----- Verilen Metin -----

Türkiye Kupası finali oynadığı ve dramatik bir
şekilde küme düştüğü 2007’nin ardından Kayseri Erciyesspor, Süper Lig’e dönüş
için ilk ciddi hamleyi geçen sezon yaptı. Ancak uzun süre Play - Off hattında
götürdüğü ligin son 6-7 haftasını kötü oynayınca kendine 8. sırada yer bulabildi.
Bu sezona yine şampiyonluk hedefiyle başlanırken,
PTT 1. Lig’in “yazılı olmayan kuralları” gereği yeni teknik adam ve yeni kadroyla
yola çıkıldı. Zira geçen sezonu takımlarının başında bitirenlerden sadece Adanaspor’da
Levent Eriş ve Bucaspor’da Sait Karafırtınalar bu sezonu da aynı kulüpte
tamamladı. Hadi buna 2. Lig’den gelen 1461 Trabzon ve Mustafa Reşit Akçay’ı da
ekleyelim. Yani zorlasak 2 seneyi aynı hocayla oynayan 3 takım çıkıyor, zaten
2012-2013’ü tek teknik direktörle geçiren kulüp sayısı da anca 6.

----- Veri Bölümü -----

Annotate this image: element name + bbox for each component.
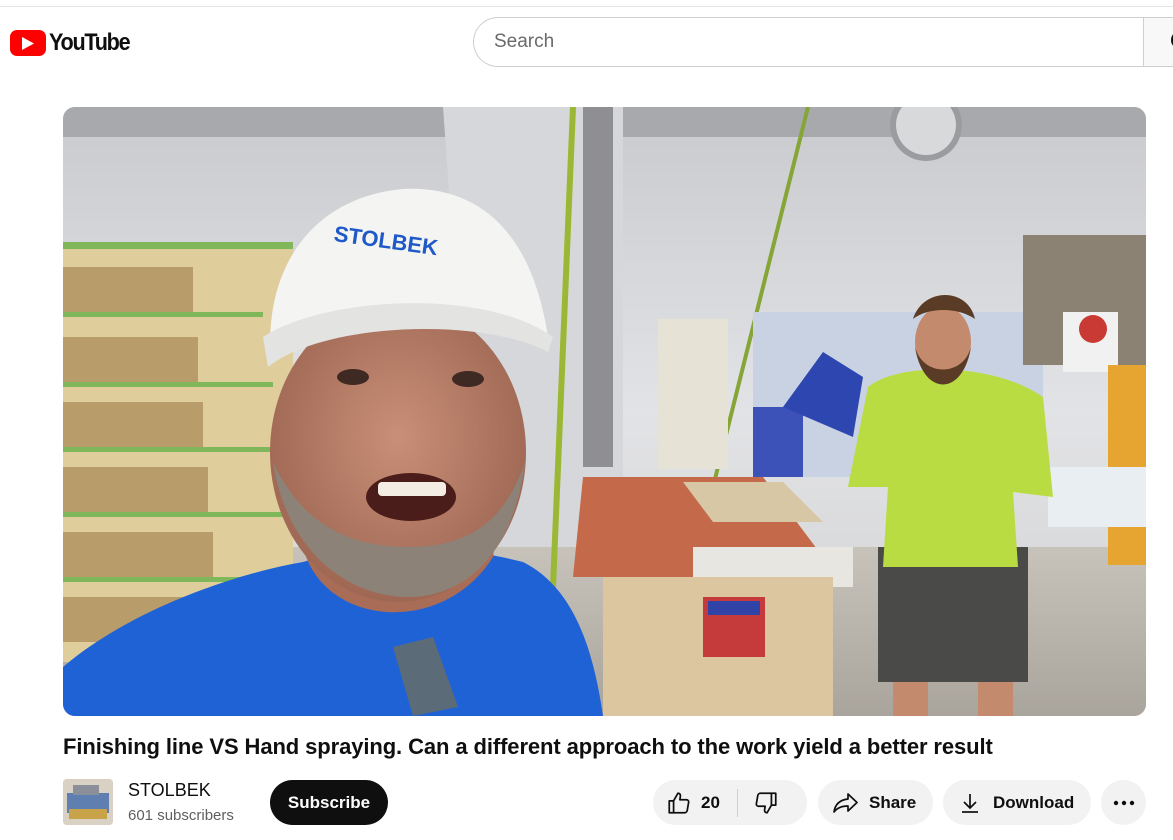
thumbs-up-icon	[666, 790, 692, 816]
youtube-logo[interactable]: YouTube	[10, 29, 138, 57]
download-label: Download	[993, 792, 1075, 812]
subscriber-count: 601 subscribers	[128, 807, 234, 824]
channel-name[interactable]: STOLBEK	[128, 780, 211, 801]
video-frame: STOLBEK	[63, 107, 1146, 716]
more-actions-button[interactable]	[1101, 780, 1146, 825]
thumbs-down-icon	[753, 790, 779, 816]
video-title: Finishing line VS Hand spraying. Can a d…	[63, 734, 993, 759]
share-button[interactable]: Share	[818, 780, 933, 825]
like-button[interactable]: 20	[653, 780, 720, 825]
dislike-button[interactable]	[738, 780, 779, 825]
youtube-play-icon	[10, 30, 46, 56]
download-button[interactable]: Download	[943, 780, 1091, 825]
top-divider	[0, 6, 1173, 7]
share-arrow-icon	[832, 791, 860, 815]
search-button[interactable]	[1143, 17, 1173, 67]
channel-avatar[interactable]	[63, 779, 113, 825]
logo-text: YouTube	[49, 29, 131, 56]
search-input[interactable]	[494, 31, 1134, 53]
share-label: Share	[869, 792, 917, 812]
video-player[interactable]: STOLBEK	[63, 107, 1146, 716]
search-box	[473, 17, 1173, 67]
search-icon	[1144, 18, 1173, 66]
like-count: 20	[701, 792, 720, 812]
more-horizontal-icon	[1113, 800, 1135, 806]
subscribe-button[interactable]: Subscribe	[270, 780, 388, 825]
download-icon	[960, 792, 980, 814]
like-dislike-group: 20	[653, 780, 807, 825]
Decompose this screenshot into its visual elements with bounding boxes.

-----

## Çalışma Yönergeleri
1: Verilen metinde "Türkiye Kupası finali" ifadesinden "sırada yer bulabildi." ifadesine kadar uzanan bölümü, "Kayseri Erciyesspor" yerine "Erciyesspor" koyarak güncelleyin ve yeniden yazın.
2: Kayseri Erciyesspor'un sezonlarını anlatan metni son cümlesinden sonra sürdürün.

## Sıralı Yanıtlar
1:
Türkiye Kupası finali oynadığı ve dramatik bir
şekilde küme düştüğü 2007’nin ardından Erciyesspor, Süper Lig’e dönüş
için ilk ciddi hamleyi geçen sezon yaptı. Ancak uzun süre Play - Off hattında
götürdüğü ligin son 6-7 haftasını kötü oynayınca kendine 8. sırada yer bulabildi.

2:
Kayseri Erciyesspor yönetimi takımın başına 1.
Lig’de sadece bir yıl tecrübesi olan ama özellikle Elazığspor’u PTT 1. Lig’e
çıkarmasıyla dikkat çeken Osman Özköylü’yü getirdi. Şampiyon yaptığı Elazığspor’un
1. Lig’de sadece 5 hafta başında kalsa da kurduğu kadro Süper Lig’e yükseldi. Kendisi
de sezonu Denizlispor’da tamamladı.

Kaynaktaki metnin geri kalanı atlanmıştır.